Saved entries

[Begin]

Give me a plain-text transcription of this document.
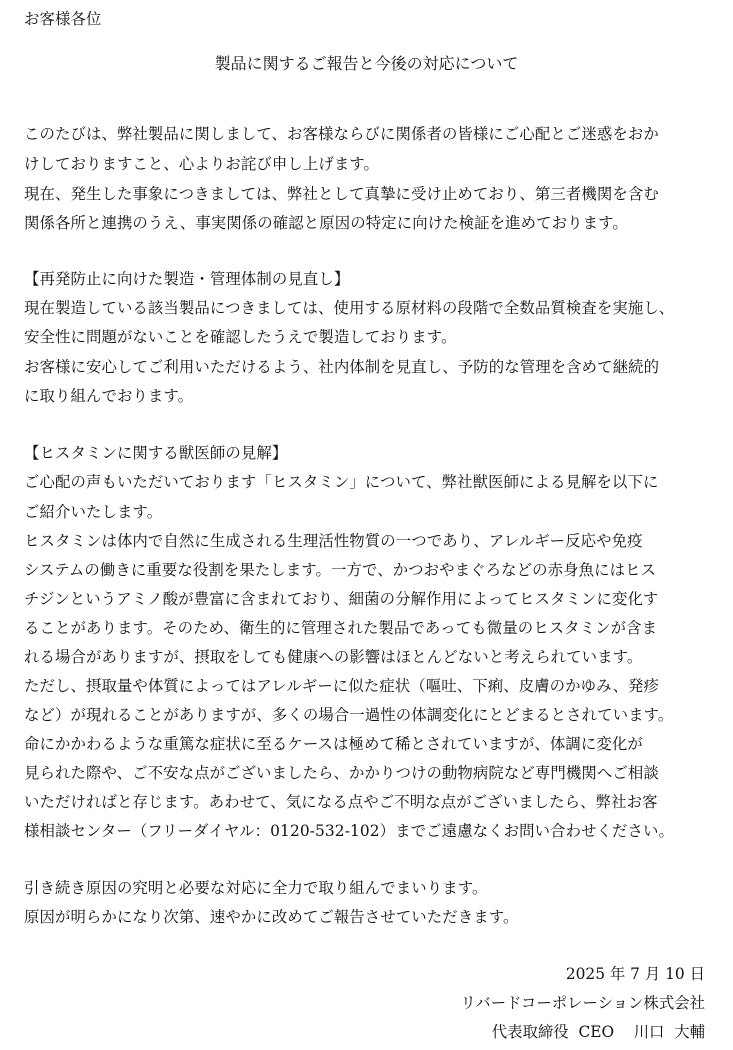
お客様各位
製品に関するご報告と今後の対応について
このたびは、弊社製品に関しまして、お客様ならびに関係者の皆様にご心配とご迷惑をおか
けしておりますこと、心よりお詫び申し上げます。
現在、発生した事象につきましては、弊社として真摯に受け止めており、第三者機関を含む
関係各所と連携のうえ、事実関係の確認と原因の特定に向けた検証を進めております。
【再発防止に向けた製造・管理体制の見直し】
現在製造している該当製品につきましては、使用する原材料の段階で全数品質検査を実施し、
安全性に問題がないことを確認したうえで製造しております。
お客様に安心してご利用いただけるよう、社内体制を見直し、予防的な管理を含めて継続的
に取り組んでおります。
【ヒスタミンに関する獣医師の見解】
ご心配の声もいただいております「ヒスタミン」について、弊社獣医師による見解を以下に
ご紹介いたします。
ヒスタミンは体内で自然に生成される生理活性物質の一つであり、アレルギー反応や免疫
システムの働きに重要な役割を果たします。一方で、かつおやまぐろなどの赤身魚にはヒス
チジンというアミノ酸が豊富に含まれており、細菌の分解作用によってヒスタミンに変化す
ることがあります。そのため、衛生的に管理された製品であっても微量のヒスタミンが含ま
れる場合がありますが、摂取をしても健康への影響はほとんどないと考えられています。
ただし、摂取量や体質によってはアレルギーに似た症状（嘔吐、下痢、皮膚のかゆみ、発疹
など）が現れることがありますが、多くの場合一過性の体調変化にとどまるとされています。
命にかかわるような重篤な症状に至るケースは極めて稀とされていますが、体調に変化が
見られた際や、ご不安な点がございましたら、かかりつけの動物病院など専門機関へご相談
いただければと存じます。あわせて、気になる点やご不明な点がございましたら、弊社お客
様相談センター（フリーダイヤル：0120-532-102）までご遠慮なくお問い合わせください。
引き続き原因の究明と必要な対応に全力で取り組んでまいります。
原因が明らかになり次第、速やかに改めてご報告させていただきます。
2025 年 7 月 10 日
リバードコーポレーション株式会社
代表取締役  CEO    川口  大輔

[End]

WHAT TO PRODUCE
All of the data above should be transcribed verbatim, with pictures omitted.

EXERCISE SOLUTION
Give me a plain-text transcription of this document.
お客様各位
製品に関するご報告と今後の対応について
このたびは、弊社製品に関しまして、お客様ならびに関係者の皆様にご心配とご迷惑をおか
けしておりますこと、心よりお詫び申し上げます。
現在、発生した事象につきましては、弊社として真摯に受け止めており、第三者機関を含む
関係各所と連携のうえ、事実関係の確認と原因の特定に向けた検証を進めております。
【再発防止に向けた製造・管理体制の見直し】
現在製造している該当製品につきましては、使用する原材料の段階で全数品質検査を実施し、
安全性に問題がないことを確認したうえで製造しております。
お客様に安心してご利用いただけるよう、社内体制を見直し、予防的な管理を含めて継続的
に取り組んでおります。
【ヒスタミンに関する獣医師の見解】
ご心配の声もいただいております「ヒスタミン」について、弊社獣医師による見解を以下に
ご紹介いたします。
ヒスタミンは体内で自然に生成される生理活性物質の一つであり、アレルギー反応や免疫
システムの働きに重要な役割を果たします。一方で、かつおやまぐろなどの赤身魚にはヒス
チジンというアミノ酸が豊富に含まれており、細菌の分解作用によってヒスタミンに変化す
ることがあります。そのため、衛生的に管理された製品であっても微量のヒスタミンが含ま
れる場合がありますが、摂取をしても健康への影響はほとんどないと考えられています。
ただし、摂取量や体質によってはアレルギーに似た症状（嘔吐、下痢、皮膚のかゆみ、発疹
など）が現れることがありますが、多くの場合一過性の体調変化にとどまるとされています。
命にかかわるような重篤な症状に至るケースは極めて稀とされていますが、体調に変化が
見られた際や、ご不安な点がございましたら、かかりつけの動物病院など専門機関へご相談
いただければと存じます。あわせて、気になる点やご不明な点がございましたら、弊社お客
様相談センター（フリーダイヤル：0120-532-102）までご遠慮なくお問い合わせください。
引き続き原因の究明と必要な対応に全力で取り組んでまいります。
原因が明らかになり次第、速やかに改めてご報告させていただきます。
2025 年 7 月 10 日
リバードコーポレーション株式会社
代表取締役  CEO    川口  大輔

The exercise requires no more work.